┌──

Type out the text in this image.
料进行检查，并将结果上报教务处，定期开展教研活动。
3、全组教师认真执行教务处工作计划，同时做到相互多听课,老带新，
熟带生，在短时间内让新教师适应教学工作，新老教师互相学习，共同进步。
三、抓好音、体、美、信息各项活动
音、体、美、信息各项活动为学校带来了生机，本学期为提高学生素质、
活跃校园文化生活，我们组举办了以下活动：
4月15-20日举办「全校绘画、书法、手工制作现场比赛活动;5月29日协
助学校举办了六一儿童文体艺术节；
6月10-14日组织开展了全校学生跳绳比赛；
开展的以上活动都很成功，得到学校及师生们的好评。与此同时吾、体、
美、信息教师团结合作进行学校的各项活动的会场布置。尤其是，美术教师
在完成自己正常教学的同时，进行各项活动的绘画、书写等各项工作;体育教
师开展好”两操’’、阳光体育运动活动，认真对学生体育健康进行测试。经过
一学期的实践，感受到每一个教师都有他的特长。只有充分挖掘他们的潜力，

└──

(Work to complete):
All of the data needs to be reproduced exactly, with no line missing.

(The result):
Type out the text in this image.
料进行检查，并将结果上报教务处，定期开展教研活动。
3、全组教师认真执行教务处工作计划，同时做到相互多听课,老带新，
熟带生，在短时间内让新教师适应教学工作，新老教师互相学习，共同进步。
三、抓好音、体、美、信息各项活动
音、体、美、信息各项活动为学校带来了生机，本学期为提高学生素质、
活跃校园文化生活，我们组举办了以下活动：
4月15-20日举办「全校绘画、书法、手工制作现场比赛活动;5月29日协
助学校举办了六一儿童文体艺术节；
6月10-14日组织开展了全校学生跳绳比赛；
开展的以上活动都很成功，得到学校及师生们的好评。与此同时吾、体、
美、信息教师团结合作进行学校的各项活动的会场布置。尤其是，美术教师
在完成自己正常教学的同时，进行各项活动的绘画、书写等各项工作;体育教
师开展好”两操’’、阳光体育运动活动，认真对学生体育健康进行测试。经过
一学期的实践，感受到每一个教师都有他的特长。只有充分挖掘他们的潜力，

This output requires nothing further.